▶ Task objective: Lay out the rows as a JSON list of strings with one string per line, leaving out blank lines. Start at the first row and end at the row containing "toolbar-button[interactable] bbox=[2, 0, 62, 8]".

Layout element entries
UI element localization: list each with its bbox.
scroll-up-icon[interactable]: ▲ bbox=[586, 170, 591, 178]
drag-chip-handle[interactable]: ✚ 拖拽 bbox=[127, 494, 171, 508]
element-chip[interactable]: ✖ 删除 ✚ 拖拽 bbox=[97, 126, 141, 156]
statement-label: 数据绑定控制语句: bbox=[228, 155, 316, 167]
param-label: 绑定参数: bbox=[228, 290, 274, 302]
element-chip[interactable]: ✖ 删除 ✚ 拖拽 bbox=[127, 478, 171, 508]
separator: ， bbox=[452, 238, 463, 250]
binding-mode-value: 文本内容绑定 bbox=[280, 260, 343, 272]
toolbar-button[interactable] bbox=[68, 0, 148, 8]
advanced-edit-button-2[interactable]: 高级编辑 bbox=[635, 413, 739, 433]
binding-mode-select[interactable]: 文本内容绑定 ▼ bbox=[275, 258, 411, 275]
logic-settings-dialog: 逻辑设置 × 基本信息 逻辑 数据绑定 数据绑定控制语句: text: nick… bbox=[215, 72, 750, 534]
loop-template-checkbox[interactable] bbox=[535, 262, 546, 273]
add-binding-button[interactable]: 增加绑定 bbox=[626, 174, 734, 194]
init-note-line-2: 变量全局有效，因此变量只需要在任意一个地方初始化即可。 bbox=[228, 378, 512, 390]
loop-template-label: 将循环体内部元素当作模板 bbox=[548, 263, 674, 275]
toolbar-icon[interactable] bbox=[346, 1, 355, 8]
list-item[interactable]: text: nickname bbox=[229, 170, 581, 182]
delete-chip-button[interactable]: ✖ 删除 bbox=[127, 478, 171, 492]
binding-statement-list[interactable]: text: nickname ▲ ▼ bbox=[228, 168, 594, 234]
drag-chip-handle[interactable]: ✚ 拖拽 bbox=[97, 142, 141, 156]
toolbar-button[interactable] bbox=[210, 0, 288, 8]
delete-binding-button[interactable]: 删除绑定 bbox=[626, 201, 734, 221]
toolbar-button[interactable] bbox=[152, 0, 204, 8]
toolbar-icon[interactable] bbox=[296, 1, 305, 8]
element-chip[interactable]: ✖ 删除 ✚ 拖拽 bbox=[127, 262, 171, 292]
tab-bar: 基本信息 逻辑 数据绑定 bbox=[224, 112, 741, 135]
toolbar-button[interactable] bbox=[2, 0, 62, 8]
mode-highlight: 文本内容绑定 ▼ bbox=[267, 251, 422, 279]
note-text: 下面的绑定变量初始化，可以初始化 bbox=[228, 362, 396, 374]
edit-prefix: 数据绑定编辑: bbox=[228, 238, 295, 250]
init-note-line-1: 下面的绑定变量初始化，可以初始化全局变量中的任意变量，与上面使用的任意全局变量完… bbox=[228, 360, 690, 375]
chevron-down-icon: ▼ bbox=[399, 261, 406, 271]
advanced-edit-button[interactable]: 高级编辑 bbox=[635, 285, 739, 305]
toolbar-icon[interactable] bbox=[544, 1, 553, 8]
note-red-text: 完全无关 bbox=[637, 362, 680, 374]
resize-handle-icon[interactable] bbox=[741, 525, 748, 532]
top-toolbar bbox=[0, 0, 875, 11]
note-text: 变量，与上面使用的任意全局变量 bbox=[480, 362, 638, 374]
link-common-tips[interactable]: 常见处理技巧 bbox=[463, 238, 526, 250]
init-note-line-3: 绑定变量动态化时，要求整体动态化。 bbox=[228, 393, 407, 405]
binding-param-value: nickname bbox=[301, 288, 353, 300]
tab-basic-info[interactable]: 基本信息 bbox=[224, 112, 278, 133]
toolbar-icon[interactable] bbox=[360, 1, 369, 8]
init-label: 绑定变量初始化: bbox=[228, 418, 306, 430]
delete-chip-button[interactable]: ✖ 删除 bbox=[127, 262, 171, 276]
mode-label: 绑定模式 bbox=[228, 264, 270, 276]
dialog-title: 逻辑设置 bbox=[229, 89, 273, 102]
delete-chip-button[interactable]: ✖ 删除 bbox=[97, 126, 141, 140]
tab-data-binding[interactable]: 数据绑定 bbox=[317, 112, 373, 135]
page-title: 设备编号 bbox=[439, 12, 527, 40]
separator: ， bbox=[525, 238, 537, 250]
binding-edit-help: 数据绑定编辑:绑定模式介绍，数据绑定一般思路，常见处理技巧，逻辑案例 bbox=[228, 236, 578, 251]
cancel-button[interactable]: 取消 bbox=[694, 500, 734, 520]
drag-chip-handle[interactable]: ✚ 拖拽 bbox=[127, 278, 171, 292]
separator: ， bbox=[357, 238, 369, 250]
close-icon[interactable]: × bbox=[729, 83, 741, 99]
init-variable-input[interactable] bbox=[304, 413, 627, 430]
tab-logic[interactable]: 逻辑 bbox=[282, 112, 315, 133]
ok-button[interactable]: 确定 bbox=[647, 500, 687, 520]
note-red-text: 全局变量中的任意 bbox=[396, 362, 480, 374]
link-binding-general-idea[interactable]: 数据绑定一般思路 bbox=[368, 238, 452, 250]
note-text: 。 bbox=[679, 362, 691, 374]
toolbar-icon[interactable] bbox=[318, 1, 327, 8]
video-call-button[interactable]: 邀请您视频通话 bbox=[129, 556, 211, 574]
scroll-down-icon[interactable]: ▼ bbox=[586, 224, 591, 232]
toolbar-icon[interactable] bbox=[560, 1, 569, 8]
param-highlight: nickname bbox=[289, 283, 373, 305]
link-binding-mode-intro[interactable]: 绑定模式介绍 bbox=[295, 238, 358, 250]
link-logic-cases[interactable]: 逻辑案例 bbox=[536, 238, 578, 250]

▶ Solution to the exercise:
[
  "UI element localization: list each with its bbox.",
  "scroll-up-icon[interactable]: ▲ bbox=[586, 170, 591, 178]",
  "drag-chip-handle[interactable]: ✚ 拖拽 bbox=[127, 494, 171, 508]",
  "element-chip[interactable]: ✖ 删除 ✚ 拖拽 bbox=[97, 126, 141, 156]",
  "statement-label: 数据绑定控制语句: bbox=[228, 155, 316, 167]",
  "param-label: 绑定参数: bbox=[228, 290, 274, 302]",
  "element-chip[interactable]: ✖ 删除 ✚ 拖拽 bbox=[127, 478, 171, 508]",
  "separator: ， bbox=[452, 238, 463, 250]",
  "binding-mode-value: 文本内容绑定 bbox=[280, 260, 343, 272]",
  "toolbar-button[interactable] bbox=[68, 0, 148, 8]",
  "advanced-edit-button-2[interactable]: 高级编辑 bbox=[635, 413, 739, 433]",
  "binding-mode-select[interactable]: 文本内容绑定 ▼ bbox=[275, 258, 411, 275]",
  "logic-settings-dialog: 逻辑设置 × 基本信息 逻辑 数据绑定 数据绑定控制语句: text: nick… bbox=[215, 72, 750, 534]",
  "loop-template-checkbox[interactable] bbox=[535, 262, 546, 273]",
  "add-binding-button[interactable]: 增加绑定 bbox=[626, 174, 734, 194]",
  "init-note-line-2: 变量全局有效，因此变量只需要在任意一个地方初始化即可。 bbox=[228, 378, 512, 390]",
  "loop-template-label: 将循环体内部元素当作模板 bbox=[548, 263, 674, 275]",
  "toolbar-icon[interactable] bbox=[346, 1, 355, 8]",
  "list-item[interactable]: text: nickname bbox=[229, 170, 581, 182]",
  "delete-chip-button[interactable]: ✖ 删除 bbox=[127, 478, 171, 492]",
  "binding-statement-list[interactable]: text: nickname ▲ ▼ bbox=[228, 168, 594, 234]",
  "drag-chip-handle[interactable]: ✚ 拖拽 bbox=[97, 142, 141, 156]",
  "toolbar-button[interactable] bbox=[210, 0, 288, 8]",
  "delete-binding-button[interactable]: 删除绑定 bbox=[626, 201, 734, 221]",
  "toolbar-button[interactable] bbox=[152, 0, 204, 8]",
  "toolbar-icon[interactable] bbox=[296, 1, 305, 8]",
  "element-chip[interactable]: ✖ 删除 ✚ 拖拽 bbox=[127, 262, 171, 292]",
  "tab-bar: 基本信息 逻辑 数据绑定 bbox=[224, 112, 741, 135]",
  "toolbar-button[interactable] bbox=[2, 0, 62, 8]"
]